[Dataset excerpts]:

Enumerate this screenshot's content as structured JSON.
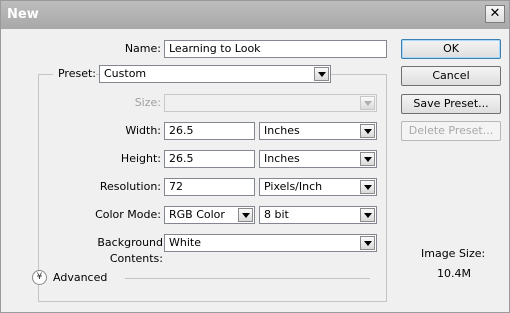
{
  "window": {
    "title": "New",
    "close_glyph": "✕"
  },
  "form": {
    "name": {
      "label": "Name:",
      "value": "Learning to Look"
    },
    "preset": {
      "label": "Preset:",
      "value": "Custom"
    },
    "size": {
      "label": "Size:",
      "value": ""
    },
    "width": {
      "label": "Width:",
      "value": "26.5",
      "unit": "Inches"
    },
    "height": {
      "label": "Height:",
      "value": "26.5",
      "unit": "Inches"
    },
    "resolution": {
      "label": "Resolution:",
      "value": "72",
      "unit": "Pixels/Inch"
    },
    "color_mode": {
      "label": "Color Mode:",
      "mode": "RGB Color",
      "depth": "8 bit"
    },
    "background": {
      "label": "Background Contents:",
      "value": "White"
    },
    "advanced": {
      "label": "Advanced",
      "icon_glyph": "¥"
    }
  },
  "buttons": {
    "ok": "OK",
    "cancel": "Cancel",
    "save_preset": "Save Preset...",
    "delete_preset": "Delete Preset..."
  },
  "image_size": {
    "label": "Image Size:",
    "value": "10.4M"
  },
  "colors": {
    "titlebar": "#a8a8a8",
    "dialog_bg": "#f0f0f0",
    "default_button_border": "#3c7fb1"
  }
}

[The exercise]: Retype the whole listing, keeping every line identical and omitting all pictures.

[Complete response]:
Enumerate this screenshot's content as structured JSON.
{
  "window": {
    "title": "New",
    "close_glyph": "✕"
  },
  "form": {
    "name": {
      "label": "Name:",
      "value": "Learning to Look"
    },
    "preset": {
      "label": "Preset:",
      "value": "Custom"
    },
    "size": {
      "label": "Size:",
      "value": ""
    },
    "width": {
      "label": "Width:",
      "value": "26.5",
      "unit": "Inches"
    },
    "height": {
      "label": "Height:",
      "value": "26.5",
      "unit": "Inches"
    },
    "resolution": {
      "label": "Resolution:",
      "value": "72",
      "unit": "Pixels/Inch"
    },
    "color_mode": {
      "label": "Color Mode:",
      "mode": "RGB Color",
      "depth": "8 bit"
    },
    "background": {
      "label": "Background Contents:",
      "value": "White"
    },
    "advanced": {
      "label": "Advanced",
      "icon_glyph": "¥"
    }
  },
  "buttons": {
    "ok": "OK",
    "cancel": "Cancel",
    "save_preset": "Save Preset...",
    "delete_preset": "Delete Preset..."
  },
  "image_size": {
    "label": "Image Size:",
    "value": "10.4M"
  },
  "colors": {
    "titlebar": "#a8a8a8",
    "dialog_bg": "#f0f0f0",
    "default_button_border": "#3c7fb1"
  }
}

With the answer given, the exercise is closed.